WRITTEN EXERCISE:
Go through the listing and set it down exactly, leaving out its pictures.

BEGIN DATASET ENTRIES

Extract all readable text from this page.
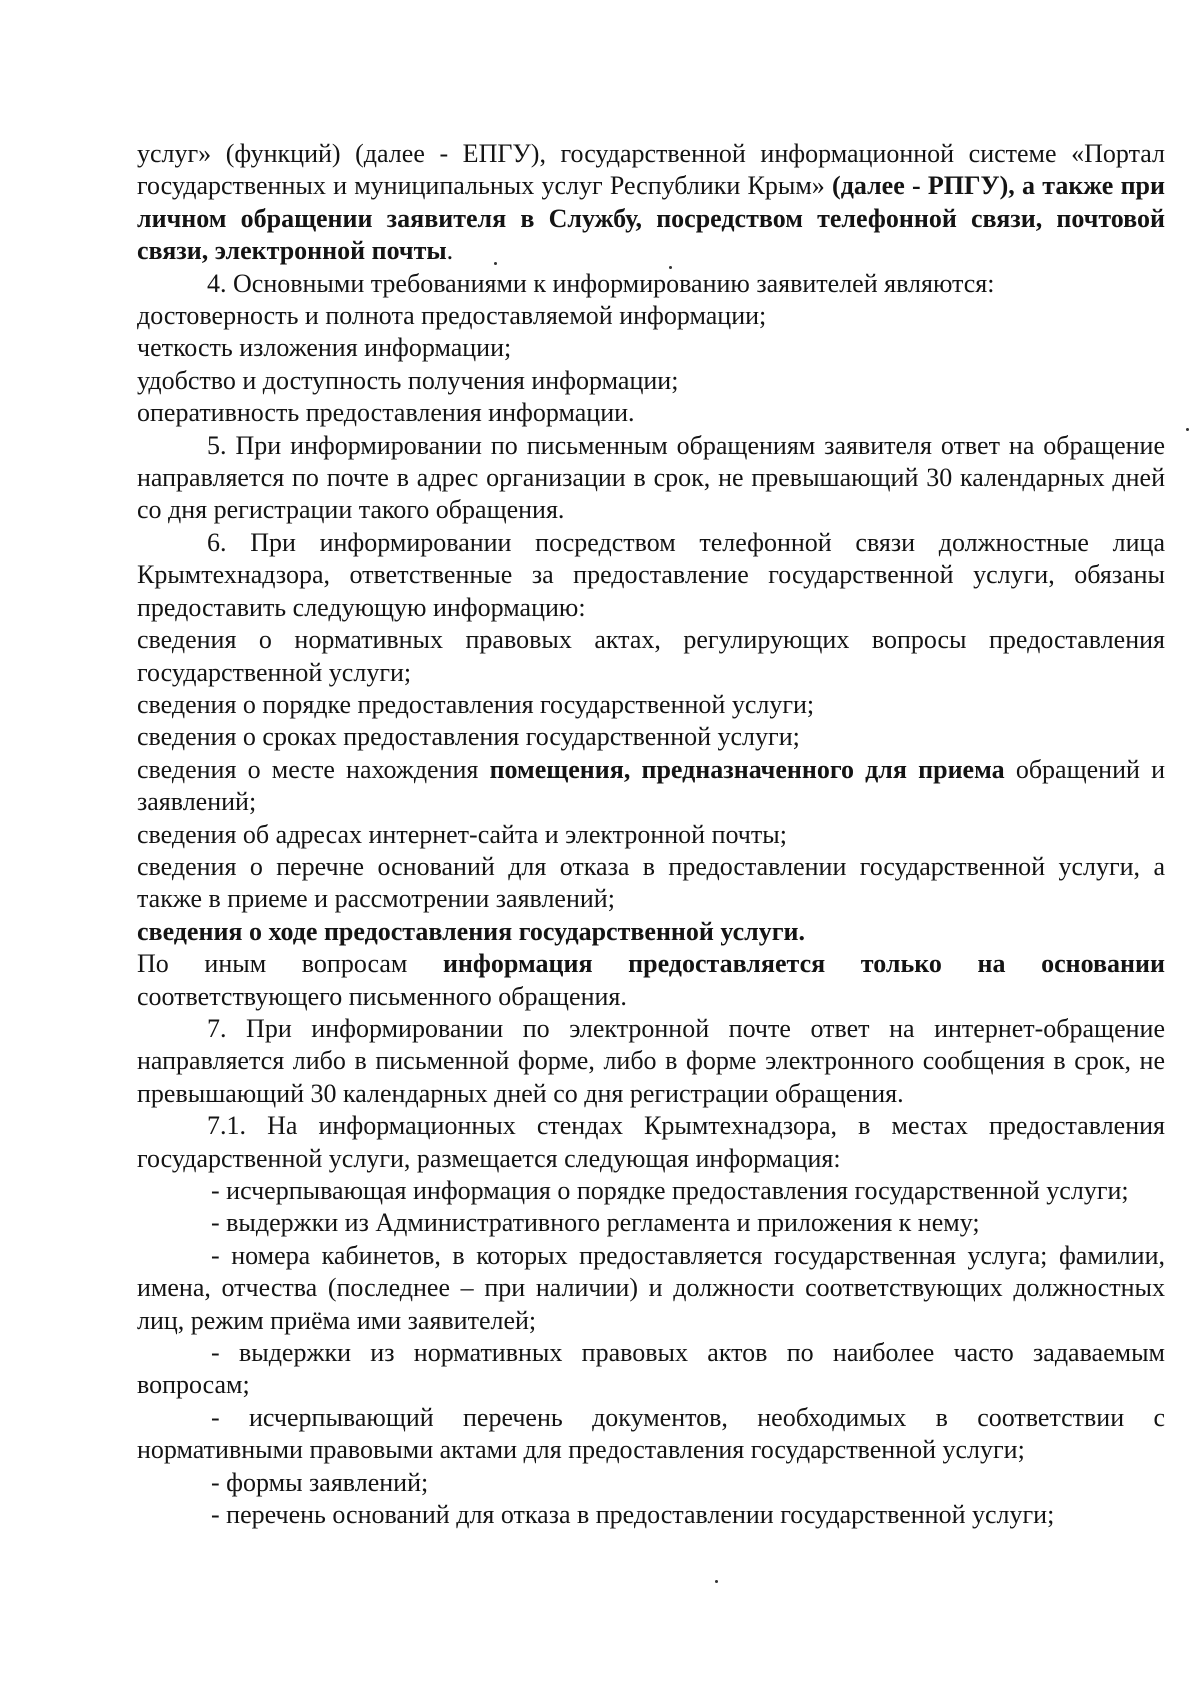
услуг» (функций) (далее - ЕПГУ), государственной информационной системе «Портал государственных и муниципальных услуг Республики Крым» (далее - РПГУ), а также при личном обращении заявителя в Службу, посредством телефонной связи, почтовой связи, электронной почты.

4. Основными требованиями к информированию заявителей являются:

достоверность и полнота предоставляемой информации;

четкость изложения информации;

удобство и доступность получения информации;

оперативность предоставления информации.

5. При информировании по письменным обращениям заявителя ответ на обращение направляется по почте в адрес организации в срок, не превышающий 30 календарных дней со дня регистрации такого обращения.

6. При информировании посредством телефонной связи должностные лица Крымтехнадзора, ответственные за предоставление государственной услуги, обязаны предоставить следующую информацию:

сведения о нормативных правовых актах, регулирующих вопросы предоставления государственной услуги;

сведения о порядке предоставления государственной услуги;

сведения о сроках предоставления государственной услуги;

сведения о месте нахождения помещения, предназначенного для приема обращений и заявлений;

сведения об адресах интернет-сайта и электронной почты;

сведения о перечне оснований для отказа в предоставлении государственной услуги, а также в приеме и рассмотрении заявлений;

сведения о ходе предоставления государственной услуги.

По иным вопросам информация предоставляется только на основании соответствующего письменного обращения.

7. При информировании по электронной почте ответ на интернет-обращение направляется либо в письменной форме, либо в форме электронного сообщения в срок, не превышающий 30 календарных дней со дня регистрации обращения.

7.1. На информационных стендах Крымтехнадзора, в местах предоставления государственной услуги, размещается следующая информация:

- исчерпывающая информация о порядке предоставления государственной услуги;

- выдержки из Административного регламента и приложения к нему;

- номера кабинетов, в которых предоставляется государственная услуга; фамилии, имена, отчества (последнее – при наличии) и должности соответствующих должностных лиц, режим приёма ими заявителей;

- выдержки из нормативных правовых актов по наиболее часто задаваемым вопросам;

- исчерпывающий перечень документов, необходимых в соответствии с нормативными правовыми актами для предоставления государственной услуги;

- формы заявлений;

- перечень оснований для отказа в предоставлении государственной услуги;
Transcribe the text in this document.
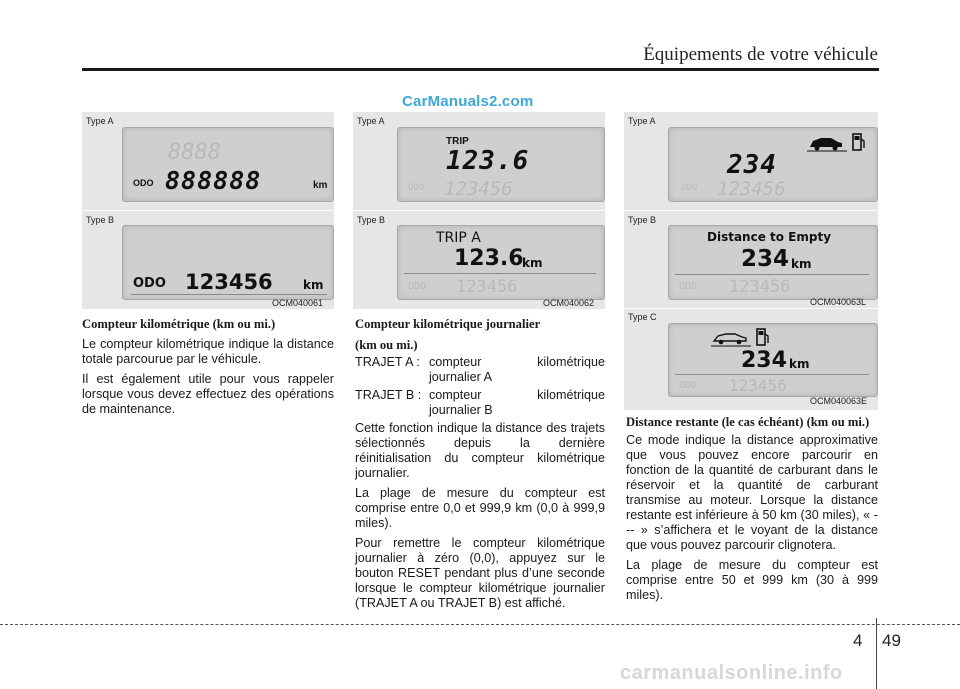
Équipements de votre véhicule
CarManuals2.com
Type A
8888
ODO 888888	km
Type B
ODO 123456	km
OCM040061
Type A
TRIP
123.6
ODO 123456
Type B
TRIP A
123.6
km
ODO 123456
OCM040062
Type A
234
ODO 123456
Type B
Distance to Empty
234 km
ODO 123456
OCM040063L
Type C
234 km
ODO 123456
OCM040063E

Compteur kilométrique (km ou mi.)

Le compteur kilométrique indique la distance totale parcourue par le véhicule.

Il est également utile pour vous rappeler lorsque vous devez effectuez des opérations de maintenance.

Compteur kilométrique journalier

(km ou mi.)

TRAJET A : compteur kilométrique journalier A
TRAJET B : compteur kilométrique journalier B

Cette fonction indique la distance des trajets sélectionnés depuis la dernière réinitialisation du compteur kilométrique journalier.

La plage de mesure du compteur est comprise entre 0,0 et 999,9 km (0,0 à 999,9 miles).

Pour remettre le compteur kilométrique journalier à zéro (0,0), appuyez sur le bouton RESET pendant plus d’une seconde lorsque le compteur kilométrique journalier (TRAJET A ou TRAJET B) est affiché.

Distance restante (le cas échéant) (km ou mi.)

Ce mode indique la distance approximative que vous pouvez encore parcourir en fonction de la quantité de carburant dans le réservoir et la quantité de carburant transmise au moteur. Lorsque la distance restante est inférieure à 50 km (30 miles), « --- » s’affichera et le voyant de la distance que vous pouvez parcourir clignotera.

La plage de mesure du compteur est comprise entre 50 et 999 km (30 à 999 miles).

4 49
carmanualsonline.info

END DATASET ENTRIES

OUTPUT OF THE EXERCISE:
Extract all readable text from this page.
услуг» (функций) (далее - ЕПГУ), государственной информационной системе «Портал государственных и муниципальных услуг Республики Крым» (далее - РПГУ), а также при личном обращении заявителя в Службу, посредством телефонной связи, почтовой связи, электронной почты.

4. Основными требованиями к информированию заявителей являются:

достоверность и полнота предоставляемой информации;

четкость изложения информации;

удобство и доступность получения информации;

оперативность предоставления информации.

5. При информировании по письменным обращениям заявителя ответ на обращение направляется по почте в адрес организации в срок, не превышающий 30 календарных дней со дня регистрации такого обращения.

6. При информировании посредством телефонной связи должностные лица Крымтехнадзора, ответственные за предоставление государственной услуги, обязаны предоставить следующую информацию:

сведения о нормативных правовых актах, регулирующих вопросы предоставления государственной услуги;

сведения о порядке предоставления государственной услуги;

сведения о сроках предоставления государственной услуги;

сведения о месте нахождения помещения, предназначенного для приема обращений и заявлений;

сведения об адресах интернет-сайта и электронной почты;

сведения о перечне оснований для отказа в предоставлении государственной услуги, а также в приеме и рассмотрении заявлений;

сведения о ходе предоставления государственной услуги.

По иным вопросам информация предоставляется только на основании соответствующего письменного обращения.

7. При информировании по электронной почте ответ на интернет-обращение направляется либо в письменной форме, либо в форме электронного сообщения в срок, не превышающий 30 календарных дней со дня регистрации обращения.

7.1. На информационных стендах Крымтехнадзора, в местах предоставления государственной услуги, размещается следующая информация:

- исчерпывающая информация о порядке предоставления государственной услуги;

- выдержки из Административного регламента и приложения к нему;

- номера кабинетов, в которых предоставляется государственная услуга; фамилии, имена, отчества (последнее – при наличии) и должности соответствующих должностных лиц, режим приёма ими заявителей;

- выдержки из нормативных правовых актов по наиболее часто задаваемым вопросам;

- исчерпывающий перечень документов, необходимых в соответствии с нормативными правовыми актами для предоставления государственной услуги;

- формы заявлений;

- перечень оснований для отказа в предоставлении государственной услуги;
Transcribe the text in this document.
Équipements de votre véhicule
CarManuals2.com
Type A
8888
ODO 888888	km
Type B
ODO 123456	km
OCM040061
Type A
TRIP
123.6
ODO 123456
Type B
TRIP A
123.6
km
ODO 123456
OCM040062
Type A
234
ODO 123456
Type B
Distance to Empty
234 km
ODO 123456
OCM040063L
Type C
234 km
ODO 123456
OCM040063E

Compteur kilométrique (km ou mi.)

Le compteur kilométrique indique la distance totale parcourue par le véhicule.

Il est également utile pour vous rappeler lorsque vous devez effectuez des opérations de maintenance.

Compteur kilométrique journalier

(km ou mi.)

TRAJET A : compteur kilométrique journalier A
TRAJET B : compteur kilométrique journalier B

Cette fonction indique la distance des trajets sélectionnés depuis la dernière réinitialisation du compteur kilométrique journalier.

La plage de mesure du compteur est comprise entre 0,0 et 999,9 km (0,0 à 999,9 miles).

Pour remettre le compteur kilométrique journalier à zéro (0,0), appuyez sur le bouton RESET pendant plus d’une seconde lorsque le compteur kilométrique journalier (TRAJET A ou TRAJET B) est affiché.

Distance restante (le cas échéant) (km ou mi.)

Ce mode indique la distance approximative que vous pouvez encore parcourir en fonction de la quantité de carburant dans le réservoir et la quantité de carburant transmise au moteur. Lorsque la distance restante est inférieure à 50 km (30 miles), « --- » s’affichera et le voyant de la distance que vous pouvez parcourir clignotera.

La plage de mesure du compteur est comprise entre 50 et 999 km (30 à 999 miles).

4 49
carmanualsonline.info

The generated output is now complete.